# Request:
Pick up the passage on topic modeling and matrix factorization after its final sentence and keep writing it.

# Text passage:

◇ ◇ ◇

You can read an overview of this Numerical Linear Algebra course in this blog post. The course was originally taught in the University of San Francisco MS in Analytics graduate program. Course lecture videos are available on YouTube (note that the notebook numbers and video numbers do not line up, since some notebooks took longer than 1 video to cover).

You can ask questions about the course on our fast.ai forums.

Topic modeling is a great way to get started with matrix factorizations. We start with a **term-document matrix**:

(source: Introduction to Information Retrieval)

We can decompose this into one tall thin matrix times one wide short matrix (possibly with a diagonal matrix in between).

Notice that this representation does not take into account word order or sentence structure. It's an example of a **bag of words** approach.

Consider the most extreme case - reconstructing the matrix using an outer product of two vectors. Clearly, in most cases we won't be able to reconstruct the matrix exactly. But if we had one vector with the relative frequency of each vocabulary word out of the total word count, and one with the average number of words per document, then that outer product would be as close as we can get.

◇ ◇ ◇

# Excerpts from a layout annotation set:
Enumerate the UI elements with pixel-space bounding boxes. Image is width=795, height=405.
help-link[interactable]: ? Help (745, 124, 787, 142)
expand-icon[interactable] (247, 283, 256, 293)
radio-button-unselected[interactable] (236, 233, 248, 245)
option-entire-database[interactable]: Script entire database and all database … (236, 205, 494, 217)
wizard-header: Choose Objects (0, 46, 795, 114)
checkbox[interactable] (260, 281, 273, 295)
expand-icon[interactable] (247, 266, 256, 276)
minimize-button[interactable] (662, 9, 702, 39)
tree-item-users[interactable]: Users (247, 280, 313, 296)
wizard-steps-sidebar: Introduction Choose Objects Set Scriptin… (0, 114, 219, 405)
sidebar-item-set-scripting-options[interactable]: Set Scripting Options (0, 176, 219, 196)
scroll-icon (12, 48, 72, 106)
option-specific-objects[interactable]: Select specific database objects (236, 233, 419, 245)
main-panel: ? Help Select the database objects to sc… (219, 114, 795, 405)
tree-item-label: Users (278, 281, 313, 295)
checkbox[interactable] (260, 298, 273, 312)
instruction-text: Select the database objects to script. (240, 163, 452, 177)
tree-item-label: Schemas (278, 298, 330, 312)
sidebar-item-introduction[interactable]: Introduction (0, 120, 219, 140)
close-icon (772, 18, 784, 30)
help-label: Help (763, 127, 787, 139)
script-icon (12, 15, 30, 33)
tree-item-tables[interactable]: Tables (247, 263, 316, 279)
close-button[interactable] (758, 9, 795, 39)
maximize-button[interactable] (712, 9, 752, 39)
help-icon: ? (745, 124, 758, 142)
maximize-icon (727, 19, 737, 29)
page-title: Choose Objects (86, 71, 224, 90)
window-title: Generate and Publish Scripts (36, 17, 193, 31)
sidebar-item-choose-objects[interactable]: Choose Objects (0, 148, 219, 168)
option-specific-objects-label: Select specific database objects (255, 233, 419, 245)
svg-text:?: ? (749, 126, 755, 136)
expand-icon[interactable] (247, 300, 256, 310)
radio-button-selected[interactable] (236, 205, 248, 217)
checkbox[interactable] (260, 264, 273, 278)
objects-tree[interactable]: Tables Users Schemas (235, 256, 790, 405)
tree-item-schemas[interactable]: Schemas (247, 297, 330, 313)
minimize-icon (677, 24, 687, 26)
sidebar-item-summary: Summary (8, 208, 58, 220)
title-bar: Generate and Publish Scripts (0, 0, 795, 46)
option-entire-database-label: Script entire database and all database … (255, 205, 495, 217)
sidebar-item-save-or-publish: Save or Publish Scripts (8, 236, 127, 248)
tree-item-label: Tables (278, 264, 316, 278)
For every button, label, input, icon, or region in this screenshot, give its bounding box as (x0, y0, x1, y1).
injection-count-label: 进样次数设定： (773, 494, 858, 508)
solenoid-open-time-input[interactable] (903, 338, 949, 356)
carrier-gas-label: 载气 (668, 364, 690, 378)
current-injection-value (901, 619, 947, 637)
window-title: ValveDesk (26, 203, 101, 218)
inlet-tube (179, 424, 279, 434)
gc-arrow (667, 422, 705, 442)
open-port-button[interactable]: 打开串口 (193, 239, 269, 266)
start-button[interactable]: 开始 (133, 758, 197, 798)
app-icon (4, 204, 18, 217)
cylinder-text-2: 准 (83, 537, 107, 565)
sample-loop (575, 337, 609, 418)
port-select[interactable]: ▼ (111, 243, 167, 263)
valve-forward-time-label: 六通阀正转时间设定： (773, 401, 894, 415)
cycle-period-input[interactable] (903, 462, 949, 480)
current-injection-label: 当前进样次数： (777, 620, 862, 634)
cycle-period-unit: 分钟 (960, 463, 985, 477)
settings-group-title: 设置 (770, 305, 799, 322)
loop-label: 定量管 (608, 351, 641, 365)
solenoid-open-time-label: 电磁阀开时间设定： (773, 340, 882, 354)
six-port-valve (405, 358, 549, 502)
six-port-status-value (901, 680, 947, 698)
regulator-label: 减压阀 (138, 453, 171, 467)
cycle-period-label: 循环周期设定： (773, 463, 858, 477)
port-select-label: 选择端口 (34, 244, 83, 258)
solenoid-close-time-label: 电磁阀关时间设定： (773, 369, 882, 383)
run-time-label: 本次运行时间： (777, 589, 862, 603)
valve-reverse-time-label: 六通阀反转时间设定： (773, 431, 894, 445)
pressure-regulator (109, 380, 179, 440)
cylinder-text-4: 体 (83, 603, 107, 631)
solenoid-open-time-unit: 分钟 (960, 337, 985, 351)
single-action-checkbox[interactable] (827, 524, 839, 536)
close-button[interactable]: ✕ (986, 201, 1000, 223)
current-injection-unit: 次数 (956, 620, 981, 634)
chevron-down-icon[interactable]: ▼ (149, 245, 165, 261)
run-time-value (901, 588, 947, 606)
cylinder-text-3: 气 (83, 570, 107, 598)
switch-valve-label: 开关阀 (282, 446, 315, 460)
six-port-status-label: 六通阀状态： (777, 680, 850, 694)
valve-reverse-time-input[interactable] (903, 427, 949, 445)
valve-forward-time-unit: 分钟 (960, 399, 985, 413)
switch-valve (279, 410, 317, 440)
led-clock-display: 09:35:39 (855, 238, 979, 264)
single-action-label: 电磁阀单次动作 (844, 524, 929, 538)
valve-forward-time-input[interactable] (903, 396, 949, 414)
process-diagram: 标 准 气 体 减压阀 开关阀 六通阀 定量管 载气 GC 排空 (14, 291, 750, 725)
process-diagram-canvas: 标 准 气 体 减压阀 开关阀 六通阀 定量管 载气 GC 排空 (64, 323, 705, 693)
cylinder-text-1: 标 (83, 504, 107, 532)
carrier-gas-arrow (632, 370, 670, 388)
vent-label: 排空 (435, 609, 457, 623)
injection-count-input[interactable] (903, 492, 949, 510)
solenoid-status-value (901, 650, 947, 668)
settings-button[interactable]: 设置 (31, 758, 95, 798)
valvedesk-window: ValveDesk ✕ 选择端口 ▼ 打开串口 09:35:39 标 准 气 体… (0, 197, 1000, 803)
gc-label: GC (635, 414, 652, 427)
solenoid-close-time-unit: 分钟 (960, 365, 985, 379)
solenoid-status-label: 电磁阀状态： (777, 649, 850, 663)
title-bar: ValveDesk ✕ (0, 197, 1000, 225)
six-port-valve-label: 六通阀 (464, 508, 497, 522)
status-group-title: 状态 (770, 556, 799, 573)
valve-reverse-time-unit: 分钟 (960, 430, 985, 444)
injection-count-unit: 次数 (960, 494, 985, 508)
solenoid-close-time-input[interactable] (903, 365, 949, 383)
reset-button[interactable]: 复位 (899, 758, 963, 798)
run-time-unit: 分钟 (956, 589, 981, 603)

◇ ◇ ◇

# Expected answer:
Now consider increasing that matrices to two columns and two rows. The optimal decomposition would now be to cluster the documents into two groups, each of which has as different a distribution of words as possible to each other, but as similar as possible amongst the documents in the cluster. We will call those two groups "topics". And we would cluster the words into two groups, based on those which most frequently appear in each of the topics.

We'll take a dataset of documents in several different categories, and find topics (consisting of groups of words) for them. Knowing the actual categories helps us evaluate if the topics we find make sense.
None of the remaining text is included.